= What needs to be done =
Output the full listing below exactly as it reads, and skip anything that is a picture.
BEGIN Provided entries
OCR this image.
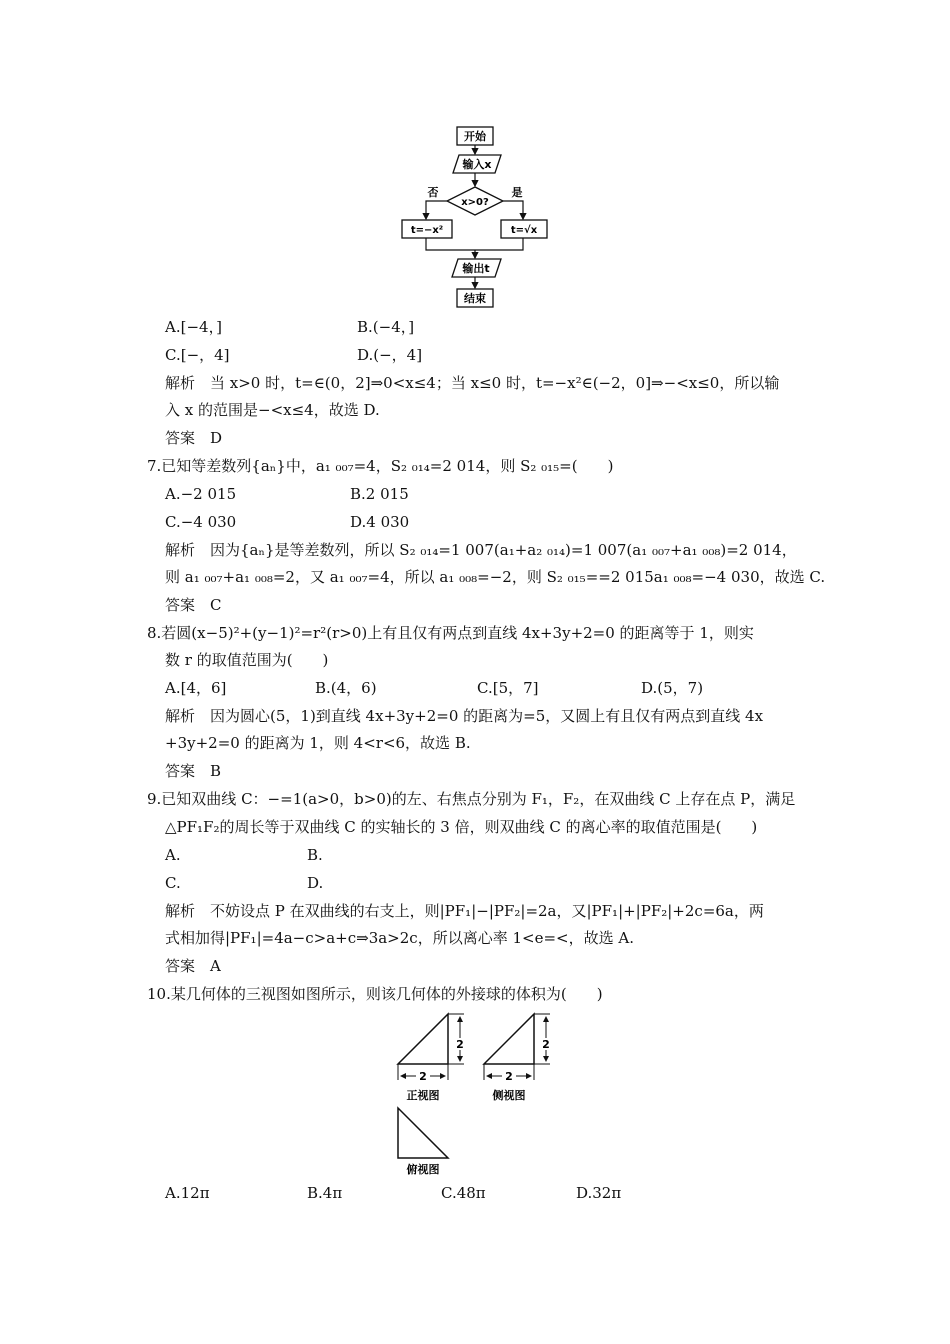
开始
输入x
x>0?
否	是
t=−x²	t=√x
输出t
结束
A.[−4，]	B.(−4，]
C.[−，4]	D.(−，4]
解析　当 x>0 时，t=∈(0，2]⇒0<x≤4；当 x≤0 时，t=−x²∈(−2，0]⇒−<x≤0，所以输
入 x 的范围是−<x≤4，故选 D.
答案　D
7.已知等差数列{aₙ}中，a₁ ₀₀₇=4，S₂ ₀₁₄=2 014，则 S₂ ₀₁₅=(　　)
A.−2 015	B.2 015
C.−4 030	D.4 030
解析　因为{aₙ}是等差数列，所以 S₂ ₀₁₄=1 007(a₁+a₂ ₀₁₄)=1 007(a₁ ₀₀₇+a₁ ₀₀₈)=2 014，
则 a₁ ₀₀₇+a₁ ₀₀₈=2，又 a₁ ₀₀₇=4，所以 a₁ ₀₀₈=−2，则 S₂ ₀₁₅==2 015a₁ ₀₀₈=−4 030，故选 C.
答案　C
8.若圆(x−5)²+(y−1)²=r²(r>0)上有且仅有两点到直线 4x+3y+2=0 的距离等于 1，则实
数 r 的取值范围为(　　)
A.[4，6]	B.(4，6)	C.[5，7]	D.(5，7)
解析　因为圆心(5，1)到直线 4x+3y+2=0 的距离为=5，又圆上有且仅有两点到直线 4x
+3y+2=0 的距离为 1，则 4<r<6，故选 B.
答案　B
9.已知双曲线 C：−=1(a>0，b>0)的左、右焦点分别为 F₁，F₂，在双曲线 C 上存在点 P，满足
△PF₁F₂的周长等于双曲线 C 的实轴长的 3 倍，则双曲线 C 的离心率的取值范围是(　　)
A.	B.
C.	D.
解析　不妨设点 P 在双曲线的右支上，则|PF₁|−|PF₂|=2a，又|PF₁|+|PF₂|+2c=6a，两
式相加得|PF₁|=4a−c>a+c⇒3a>2c，所以离心率 1<e=<，故选 A.
答案　A
10.某几何体的三视图如图所示，则该几何体的外接球的体积为(　　)
2
2
正视图
2
2
侧视图
俯视图
A.12π	B.4π	C.48π	D.32π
END Provided entries
= The result =
OCR this image.
开始
输入x
x>0?
否	是
t=−x²	t=√x
输出t
结束
A.[−4，]	B.(−4，]
C.[−，4]	D.(−，4]
解析　当 x>0 时，t=∈(0，2]⇒0<x≤4；当 x≤0 时，t=−x²∈(−2，0]⇒−<x≤0，所以输
入 x 的范围是−<x≤4，故选 D.
答案　D
7.已知等差数列{aₙ}中，a₁ ₀₀₇=4，S₂ ₀₁₄=2 014，则 S₂ ₀₁₅=(　　)
A.−2 015	B.2 015
C.−4 030	D.4 030
解析　因为{aₙ}是等差数列，所以 S₂ ₀₁₄=1 007(a₁+a₂ ₀₁₄)=1 007(a₁ ₀₀₇+a₁ ₀₀₈)=2 014，
则 a₁ ₀₀₇+a₁ ₀₀₈=2，又 a₁ ₀₀₇=4，所以 a₁ ₀₀₈=−2，则 S₂ ₀₁₅==2 015a₁ ₀₀₈=−4 030，故选 C.
答案　C
8.若圆(x−5)²+(y−1)²=r²(r>0)上有且仅有两点到直线 4x+3y+2=0 的距离等于 1，则实
数 r 的取值范围为(　　)
A.[4，6]	B.(4，6)	C.[5，7]	D.(5，7)
解析　因为圆心(5，1)到直线 4x+3y+2=0 的距离为=5，又圆上有且仅有两点到直线 4x
+3y+2=0 的距离为 1，则 4<r<6，故选 B.
答案　B
9.已知双曲线 C：−=1(a>0，b>0)的左、右焦点分别为 F₁，F₂，在双曲线 C 上存在点 P，满足
△PF₁F₂的周长等于双曲线 C 的实轴长的 3 倍，则双曲线 C 的离心率的取值范围是(　　)
A.	B.
C.	D.
解析　不妨设点 P 在双曲线的右支上，则|PF₁|−|PF₂|=2a，又|PF₁|+|PF₂|+2c=6a，两
式相加得|PF₁|=4a−c>a+c⇒3a>2c，所以离心率 1<e=<，故选 A.
答案　A
10.某几何体的三视图如图所示，则该几何体的外接球的体积为(　　)
2
2
正视图
2
2
侧视图
俯视图
A.12π	B.4π	C.48π	D.32π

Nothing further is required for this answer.